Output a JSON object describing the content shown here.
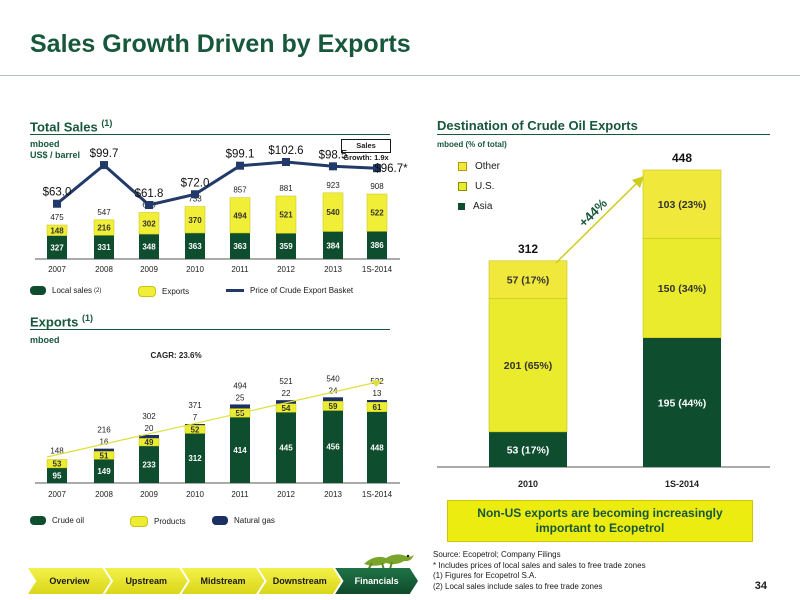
{
  "page": {
    "title": "Sales Growth Driven by Exports",
    "page_number": "34"
  },
  "colors": {
    "asia": "#0e4d2e",
    "crude": "#0e4d2e",
    "local": "#0e4d2e",
    "exports": "#f0ee36",
    "products": "#ecec31",
    "us": "#e9eb2c",
    "other": "#f0e83a",
    "natgas": "#1b2f63",
    "line": "#223a6a",
    "brand": "#17573b"
  },
  "total_sales": {
    "title": "Total Sales",
    "title_sup": "(1)",
    "unit1": "mboed",
    "unit2": "US$ / barrel",
    "growth_label": "Sales Growth: 1.9x",
    "legend": {
      "local": "Local sales",
      "local_sup": "(2)",
      "exports": "Exports",
      "price": "Price of Crude Export Basket"
    }
  },
  "exports_section": {
    "title": "Exports",
    "title_sup": "(1)",
    "unit": "mboed",
    "cagr": "CAGR: 23.6%",
    "legend": {
      "crude": "Crude oil",
      "products": "Products",
      "natgas": "Natural gas"
    }
  },
  "destination": {
    "title": "Destination of Crude Oil Exports",
    "unit": "mboed (% of total)",
    "legend": {
      "other": "Other",
      "us": "U.S.",
      "asia": "Asia"
    },
    "growth": "+44%",
    "callout": "Non-US exports are becoming increasingly important to Ecopetrol"
  },
  "notes": [
    "Source: Ecopetrol; Company Filings",
    "* Includes prices of local sales and sales to free trade zones",
    "(1) Figures for Ecopetrol S.A.",
    "(2) Local sales include sales to free trade zones"
  ],
  "nav": {
    "tabs": [
      "Overview",
      "Upstream",
      "Midstream",
      "Downstream",
      "Financials"
    ],
    "active": "Financials"
  },
  "chart_data": [
    {
      "type": "bar",
      "title": "Total Sales",
      "categories": [
        "2007",
        "2008",
        "2009",
        "2010",
        "2011",
        "2012",
        "2013",
        "1S-2014"
      ],
      "series": [
        {
          "name": "Local sales",
          "values": [
            327,
            331,
            348,
            363,
            363,
            359,
            384,
            386
          ]
        },
        {
          "name": "Exports",
          "values": [
            148,
            216,
            302,
            370,
            494,
            521,
            540,
            522
          ]
        }
      ],
      "totals": [
        "475",
        "547",
        "650",
        "733",
        "857",
        "881",
        "923",
        "908"
      ],
      "line_series": {
        "name": "Price of Crude Export Basket",
        "values": [
          63.0,
          99.7,
          61.8,
          72.0,
          99.1,
          102.6,
          98.5,
          96.7
        ],
        "labels": [
          "$63.0",
          "$99.7",
          "$61.8",
          "$72.0",
          "$99.1",
          "$102.6",
          "$98.5",
          "$96.7*"
        ]
      },
      "ylabel": "mboed"
    },
    {
      "type": "bar",
      "title": "Exports",
      "categories": [
        "2007",
        "2008",
        "2009",
        "2010",
        "2011",
        "2012",
        "2013",
        "1S-2014"
      ],
      "series": [
        {
          "name": "Crude oil",
          "values": [
            95,
            149,
            233,
            312,
            414,
            445,
            456,
            448
          ]
        },
        {
          "name": "Products",
          "values": [
            53,
            51,
            49,
            52,
            55,
            54,
            59,
            61
          ]
        },
        {
          "name": "Natural gas",
          "values": [
            0,
            16,
            20,
            7,
            25,
            22,
            24,
            13
          ]
        }
      ],
      "natgas_labels": [
        "",
        "16",
        "20",
        "7",
        "25",
        "22",
        "24",
        "13"
      ],
      "totals": [
        "148",
        "216",
        "302",
        "371",
        "494",
        "521",
        "540",
        "522"
      ],
      "annotation": "CAGR: 23.6%",
      "ylabel": "mboed"
    },
    {
      "type": "bar",
      "title": "Destination of Crude Oil Exports",
      "categories": [
        "2010",
        "1S-2014"
      ],
      "series": [
        {
          "name": "Asia",
          "values": [
            53,
            195
          ],
          "labels": [
            "53 (17%)",
            "195 (44%)"
          ]
        },
        {
          "name": "U.S.",
          "values": [
            201,
            150
          ],
          "labels": [
            "201 (65%)",
            "150 (34%)"
          ]
        },
        {
          "name": "Other",
          "values": [
            57,
            103
          ],
          "labels": [
            "57 (17%)",
            "103 (23%)"
          ]
        }
      ],
      "totals": [
        "312",
        "448"
      ],
      "annotation": "+44%",
      "ylabel": "mboed (% of total)"
    }
  ]
}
****************
## SET PROBLEM:
Write every record out again exactly; no pictures belong in the copy.

## ANSWER TO THE TASK:
Output a JSON object describing the content shown here.
{
  "page": {
    "title": "Sales Growth Driven by Exports",
    "page_number": "34"
  },
  "colors": {
    "asia": "#0e4d2e",
    "crude": "#0e4d2e",
    "local": "#0e4d2e",
    "exports": "#f0ee36",
    "products": "#ecec31",
    "us": "#e9eb2c",
    "other": "#f0e83a",
    "natgas": "#1b2f63",
    "line": "#223a6a",
    "brand": "#17573b"
  },
  "total_sales": {
    "title": "Total Sales",
    "title_sup": "(1)",
    "unit1": "mboed",
    "unit2": "US$ / barrel",
    "growth_label": "Sales Growth: 1.9x",
    "legend": {
      "local": "Local sales",
      "local_sup": "(2)",
      "exports": "Exports",
      "price": "Price of Crude Export Basket"
    }
  },
  "exports_section": {
    "title": "Exports",
    "title_sup": "(1)",
    "unit": "mboed",
    "cagr": "CAGR: 23.6%",
    "legend": {
      "crude": "Crude oil",
      "products": "Products",
      "natgas": "Natural gas"
    }
  },
  "destination": {
    "title": "Destination of Crude Oil Exports",
    "unit": "mboed (% of total)",
    "legend": {
      "other": "Other",
      "us": "U.S.",
      "asia": "Asia"
    },
    "growth": "+44%",
    "callout": "Non-US exports are becoming increasingly important to Ecopetrol"
  },
  "notes": [
    "Source: Ecopetrol; Company Filings",
    "* Includes prices of local sales and sales to free trade zones",
    "(1) Figures for Ecopetrol S.A.",
    "(2) Local sales include sales to free trade zones"
  ],
  "nav": {
    "tabs": [
      "Overview",
      "Upstream",
      "Midstream",
      "Downstream",
      "Financials"
    ],
    "active": "Financials"
  },
  "chart_data": [
    {
      "type": "bar",
      "title": "Total Sales",
      "categories": [
        "2007",
        "2008",
        "2009",
        "2010",
        "2011",
        "2012",
        "2013",
        "1S-2014"
      ],
      "series": [
        {
          "name": "Local sales",
          "values": [
            327,
            331,
            348,
            363,
            363,
            359,
            384,
            386
          ]
        },
        {
          "name": "Exports",
          "values": [
            148,
            216,
            302,
            370,
            494,
            521,
            540,
            522
          ]
        }
      ],
      "totals": [
        "475",
        "547",
        "650",
        "733",
        "857",
        "881",
        "923",
        "908"
      ],
      "line_series": {
        "name": "Price of Crude Export Basket",
        "values": [
          63.0,
          99.7,
          61.8,
          72.0,
          99.1,
          102.6,
          98.5,
          96.7
        ],
        "labels": [
          "$63.0",
          "$99.7",
          "$61.8",
          "$72.0",
          "$99.1",
          "$102.6",
          "$98.5",
          "$96.7*"
        ]
      },
      "ylabel": "mboed"
    },
    {
      "type": "bar",
      "title": "Exports",
      "categories": [
        "2007",
        "2008",
        "2009",
        "2010",
        "2011",
        "2012",
        "2013",
        "1S-2014"
      ],
      "series": [
        {
          "name": "Crude oil",
          "values": [
            95,
            149,
            233,
            312,
            414,
            445,
            456,
            448
          ]
        },
        {
          "name": "Products",
          "values": [
            53,
            51,
            49,
            52,
            55,
            54,
            59,
            61
          ]
        },
        {
          "name": "Natural gas",
          "values": [
            0,
            16,
            20,
            7,
            25,
            22,
            24,
            13
          ]
        }
      ],
      "natgas_labels": [
        "",
        "16",
        "20",
        "7",
        "25",
        "22",
        "24",
        "13"
      ],
      "totals": [
        "148",
        "216",
        "302",
        "371",
        "494",
        "521",
        "540",
        "522"
      ],
      "annotation": "CAGR: 23.6%",
      "ylabel": "mboed"
    },
    {
      "type": "bar",
      "title": "Destination of Crude Oil Exports",
      "categories": [
        "2010",
        "1S-2014"
      ],
      "series": [
        {
          "name": "Asia",
          "values": [
            53,
            195
          ],
          "labels": [
            "53 (17%)",
            "195 (44%)"
          ]
        },
        {
          "name": "U.S.",
          "values": [
            201,
            150
          ],
          "labels": [
            "201 (65%)",
            "150 (34%)"
          ]
        },
        {
          "name": "Other",
          "values": [
            57,
            103
          ],
          "labels": [
            "57 (17%)",
            "103 (23%)"
          ]
        }
      ],
      "totals": [
        "312",
        "448"
      ],
      "annotation": "+44%",
      "ylabel": "mboed (% of total)"
    }
  ]
}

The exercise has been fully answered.